▶
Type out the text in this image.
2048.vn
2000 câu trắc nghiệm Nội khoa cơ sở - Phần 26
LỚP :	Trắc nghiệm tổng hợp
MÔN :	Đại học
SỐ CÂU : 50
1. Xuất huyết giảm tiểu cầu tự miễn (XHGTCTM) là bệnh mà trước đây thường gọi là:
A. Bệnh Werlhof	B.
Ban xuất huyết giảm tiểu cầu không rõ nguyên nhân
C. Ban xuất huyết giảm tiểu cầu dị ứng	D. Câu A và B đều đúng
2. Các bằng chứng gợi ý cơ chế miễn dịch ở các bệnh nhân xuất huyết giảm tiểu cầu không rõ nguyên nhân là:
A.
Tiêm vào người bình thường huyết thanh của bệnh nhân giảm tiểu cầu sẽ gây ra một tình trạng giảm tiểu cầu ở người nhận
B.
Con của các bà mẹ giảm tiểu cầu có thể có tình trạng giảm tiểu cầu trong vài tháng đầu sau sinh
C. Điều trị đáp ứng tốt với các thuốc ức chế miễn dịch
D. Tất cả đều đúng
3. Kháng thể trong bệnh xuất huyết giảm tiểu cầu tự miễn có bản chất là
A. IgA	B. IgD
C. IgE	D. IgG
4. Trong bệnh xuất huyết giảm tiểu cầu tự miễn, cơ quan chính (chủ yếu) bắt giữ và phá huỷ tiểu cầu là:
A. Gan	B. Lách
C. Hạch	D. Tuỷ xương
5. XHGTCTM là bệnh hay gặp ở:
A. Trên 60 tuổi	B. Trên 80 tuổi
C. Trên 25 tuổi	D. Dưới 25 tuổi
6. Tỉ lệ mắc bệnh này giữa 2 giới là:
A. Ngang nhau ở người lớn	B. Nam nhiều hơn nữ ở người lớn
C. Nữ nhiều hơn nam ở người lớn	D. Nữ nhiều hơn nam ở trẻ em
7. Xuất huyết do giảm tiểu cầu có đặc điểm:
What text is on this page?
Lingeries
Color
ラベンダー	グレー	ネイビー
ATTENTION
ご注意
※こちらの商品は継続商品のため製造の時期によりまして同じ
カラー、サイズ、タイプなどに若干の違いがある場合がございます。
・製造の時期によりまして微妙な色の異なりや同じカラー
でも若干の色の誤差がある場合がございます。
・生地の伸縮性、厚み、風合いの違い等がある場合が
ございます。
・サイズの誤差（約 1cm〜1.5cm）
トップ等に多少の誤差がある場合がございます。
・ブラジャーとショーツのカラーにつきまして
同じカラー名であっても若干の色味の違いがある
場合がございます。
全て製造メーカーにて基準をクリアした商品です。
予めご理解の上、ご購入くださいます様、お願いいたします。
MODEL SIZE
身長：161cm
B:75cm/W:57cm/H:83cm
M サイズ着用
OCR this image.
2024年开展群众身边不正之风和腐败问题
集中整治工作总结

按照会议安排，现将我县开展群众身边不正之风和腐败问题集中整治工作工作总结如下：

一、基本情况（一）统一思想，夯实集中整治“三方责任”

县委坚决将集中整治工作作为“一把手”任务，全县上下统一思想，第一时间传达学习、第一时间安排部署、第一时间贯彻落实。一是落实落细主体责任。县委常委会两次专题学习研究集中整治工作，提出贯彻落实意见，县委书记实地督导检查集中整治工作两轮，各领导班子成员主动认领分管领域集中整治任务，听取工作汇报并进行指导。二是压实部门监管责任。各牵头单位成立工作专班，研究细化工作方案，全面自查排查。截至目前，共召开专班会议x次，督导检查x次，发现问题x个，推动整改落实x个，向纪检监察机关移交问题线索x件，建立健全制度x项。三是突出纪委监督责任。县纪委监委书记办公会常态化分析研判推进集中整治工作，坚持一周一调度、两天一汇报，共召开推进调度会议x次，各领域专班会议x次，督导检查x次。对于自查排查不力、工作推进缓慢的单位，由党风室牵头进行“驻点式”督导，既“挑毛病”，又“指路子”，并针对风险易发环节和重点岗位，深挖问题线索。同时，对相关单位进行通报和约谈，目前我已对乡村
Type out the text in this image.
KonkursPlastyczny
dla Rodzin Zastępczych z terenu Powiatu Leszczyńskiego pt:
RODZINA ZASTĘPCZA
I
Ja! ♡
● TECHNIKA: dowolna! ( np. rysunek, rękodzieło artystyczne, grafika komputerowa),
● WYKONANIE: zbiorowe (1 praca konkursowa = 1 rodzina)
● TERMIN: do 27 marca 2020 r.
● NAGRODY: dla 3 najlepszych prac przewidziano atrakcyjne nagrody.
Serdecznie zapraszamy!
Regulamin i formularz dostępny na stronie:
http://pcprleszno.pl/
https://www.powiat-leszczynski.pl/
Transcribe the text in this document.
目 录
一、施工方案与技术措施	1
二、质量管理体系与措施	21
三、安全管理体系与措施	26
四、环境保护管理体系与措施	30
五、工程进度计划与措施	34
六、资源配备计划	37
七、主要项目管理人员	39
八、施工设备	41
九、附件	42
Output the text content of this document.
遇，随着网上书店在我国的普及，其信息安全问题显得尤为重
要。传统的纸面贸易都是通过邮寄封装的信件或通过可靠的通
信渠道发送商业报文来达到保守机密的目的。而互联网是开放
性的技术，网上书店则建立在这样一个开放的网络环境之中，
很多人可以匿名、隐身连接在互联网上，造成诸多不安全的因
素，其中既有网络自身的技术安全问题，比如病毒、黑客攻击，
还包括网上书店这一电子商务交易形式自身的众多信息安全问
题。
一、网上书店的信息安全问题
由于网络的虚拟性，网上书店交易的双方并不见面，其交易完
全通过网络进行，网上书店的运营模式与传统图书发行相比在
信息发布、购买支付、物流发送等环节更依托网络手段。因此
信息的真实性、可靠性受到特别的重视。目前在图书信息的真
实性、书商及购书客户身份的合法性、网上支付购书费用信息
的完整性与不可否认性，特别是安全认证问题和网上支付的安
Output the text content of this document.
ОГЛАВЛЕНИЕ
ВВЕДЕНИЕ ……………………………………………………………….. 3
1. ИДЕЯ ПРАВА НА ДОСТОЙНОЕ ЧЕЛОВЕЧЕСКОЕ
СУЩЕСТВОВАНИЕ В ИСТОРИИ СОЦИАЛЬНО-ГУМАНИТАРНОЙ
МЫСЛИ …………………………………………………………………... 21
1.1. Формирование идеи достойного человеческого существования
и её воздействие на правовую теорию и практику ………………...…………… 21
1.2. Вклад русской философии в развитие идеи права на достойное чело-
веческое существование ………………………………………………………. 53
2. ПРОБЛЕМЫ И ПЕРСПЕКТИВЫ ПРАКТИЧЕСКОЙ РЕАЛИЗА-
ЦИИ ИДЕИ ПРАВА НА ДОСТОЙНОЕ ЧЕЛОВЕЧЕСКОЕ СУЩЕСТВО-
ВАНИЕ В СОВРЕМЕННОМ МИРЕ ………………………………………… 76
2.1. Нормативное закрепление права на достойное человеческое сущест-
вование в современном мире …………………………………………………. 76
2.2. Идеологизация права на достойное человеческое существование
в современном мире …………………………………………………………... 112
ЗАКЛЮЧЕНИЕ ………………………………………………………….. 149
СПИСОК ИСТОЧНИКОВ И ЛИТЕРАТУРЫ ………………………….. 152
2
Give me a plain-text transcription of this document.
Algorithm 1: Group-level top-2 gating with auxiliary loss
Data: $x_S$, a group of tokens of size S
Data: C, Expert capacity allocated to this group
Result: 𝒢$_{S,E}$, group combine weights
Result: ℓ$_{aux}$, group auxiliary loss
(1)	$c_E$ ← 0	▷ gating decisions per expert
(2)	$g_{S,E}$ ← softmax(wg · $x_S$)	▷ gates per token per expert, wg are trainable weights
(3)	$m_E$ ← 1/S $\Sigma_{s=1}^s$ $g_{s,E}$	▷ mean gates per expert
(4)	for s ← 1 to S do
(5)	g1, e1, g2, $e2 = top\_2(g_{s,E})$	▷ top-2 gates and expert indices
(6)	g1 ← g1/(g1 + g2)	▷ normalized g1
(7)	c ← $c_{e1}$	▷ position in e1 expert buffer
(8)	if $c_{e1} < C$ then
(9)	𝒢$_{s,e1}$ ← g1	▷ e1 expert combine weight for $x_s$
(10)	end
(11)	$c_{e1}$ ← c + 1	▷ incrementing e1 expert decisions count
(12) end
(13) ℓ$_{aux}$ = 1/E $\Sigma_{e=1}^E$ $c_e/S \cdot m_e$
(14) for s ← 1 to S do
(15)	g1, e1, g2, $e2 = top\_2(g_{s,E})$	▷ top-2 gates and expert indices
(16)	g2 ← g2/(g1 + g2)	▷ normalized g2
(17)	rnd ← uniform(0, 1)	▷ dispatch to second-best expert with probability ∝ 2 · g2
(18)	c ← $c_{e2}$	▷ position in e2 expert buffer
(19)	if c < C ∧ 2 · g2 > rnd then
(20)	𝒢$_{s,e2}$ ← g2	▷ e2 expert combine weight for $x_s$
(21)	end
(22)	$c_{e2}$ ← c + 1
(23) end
◀
▶ **What is being asked**
Search the lines above for the string "Data" and copy each line that has it.

▶ **Exercise response**
Data: $x_S$, a group of tokens of size S
Data: C, Expert capacity allocated to this group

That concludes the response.